(Exercise)
The listing below is to be output in its exact form.

start Supplied material

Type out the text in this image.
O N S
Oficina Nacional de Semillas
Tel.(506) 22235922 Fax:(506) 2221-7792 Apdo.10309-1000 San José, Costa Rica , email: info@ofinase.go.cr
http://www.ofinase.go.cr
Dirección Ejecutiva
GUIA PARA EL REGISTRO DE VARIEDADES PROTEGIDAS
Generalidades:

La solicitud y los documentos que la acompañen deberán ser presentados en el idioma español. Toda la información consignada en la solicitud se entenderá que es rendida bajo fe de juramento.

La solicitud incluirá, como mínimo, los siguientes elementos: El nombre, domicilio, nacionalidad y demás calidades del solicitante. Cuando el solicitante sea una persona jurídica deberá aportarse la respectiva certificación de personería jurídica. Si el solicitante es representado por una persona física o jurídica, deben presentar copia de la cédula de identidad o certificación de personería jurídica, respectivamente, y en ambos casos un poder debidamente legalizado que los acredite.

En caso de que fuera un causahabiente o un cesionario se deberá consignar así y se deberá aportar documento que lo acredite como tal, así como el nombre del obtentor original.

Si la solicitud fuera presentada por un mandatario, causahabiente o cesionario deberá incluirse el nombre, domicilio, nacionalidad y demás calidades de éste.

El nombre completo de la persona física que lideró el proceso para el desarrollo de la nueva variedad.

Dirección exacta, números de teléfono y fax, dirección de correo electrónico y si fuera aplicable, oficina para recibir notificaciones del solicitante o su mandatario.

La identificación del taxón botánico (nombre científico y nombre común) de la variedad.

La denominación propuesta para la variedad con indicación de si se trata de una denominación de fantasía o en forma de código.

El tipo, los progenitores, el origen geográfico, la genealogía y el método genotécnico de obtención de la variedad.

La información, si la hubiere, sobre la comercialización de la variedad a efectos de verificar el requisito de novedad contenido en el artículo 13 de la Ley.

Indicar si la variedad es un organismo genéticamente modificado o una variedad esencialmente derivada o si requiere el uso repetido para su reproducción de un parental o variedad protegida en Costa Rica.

end Supplied material

(Result for this exercise)
Type out the text in this image.
O N S
Oficina Nacional de Semillas
Tel.(506) 22235922 Fax:(506) 2221-7792 Apdo.10309-1000 San José, Costa Rica , email: info@ofinase.go.cr
http://www.ofinase.go.cr
Dirección Ejecutiva
GUIA PARA EL REGISTRO DE VARIEDADES PROTEGIDAS
Generalidades:

La solicitud y los documentos que la acompañen deberán ser presentados en el idioma español. Toda la información consignada en la solicitud se entenderá que es rendida bajo fe de juramento.

La solicitud incluirá, como mínimo, los siguientes elementos: El nombre, domicilio, nacionalidad y demás calidades del solicitante. Cuando el solicitante sea una persona jurídica deberá aportarse la respectiva certificación de personería jurídica. Si el solicitante es representado por una persona física o jurídica, deben presentar copia de la cédula de identidad o certificación de personería jurídica, respectivamente, y en ambos casos un poder debidamente legalizado que los acredite.

En caso de que fuera un causahabiente o un cesionario se deberá consignar así y se deberá aportar documento que lo acredite como tal, así como el nombre del obtentor original.

Si la solicitud fuera presentada por un mandatario, causahabiente o cesionario deberá incluirse el nombre, domicilio, nacionalidad y demás calidades de éste.

El nombre completo de la persona física que lideró el proceso para el desarrollo de la nueva variedad.

Dirección exacta, números de teléfono y fax, dirección de correo electrónico y si fuera aplicable, oficina para recibir notificaciones del solicitante o su mandatario.

La identificación del taxón botánico (nombre científico y nombre común) de la variedad.

La denominación propuesta para la variedad con indicación de si se trata de una denominación de fantasía o en forma de código.

El tipo, los progenitores, el origen geográfico, la genealogía y el método genotécnico de obtención de la variedad.

La información, si la hubiere, sobre la comercialización de la variedad a efectos de verificar el requisito de novedad contenido en el artículo 13 de la Ley.

Indicar si la variedad es un organismo genéticamente modificado o una variedad esencialmente derivada o si requiere el uso repetido para su reproducción de un parental o variedad protegida en Costa Rica.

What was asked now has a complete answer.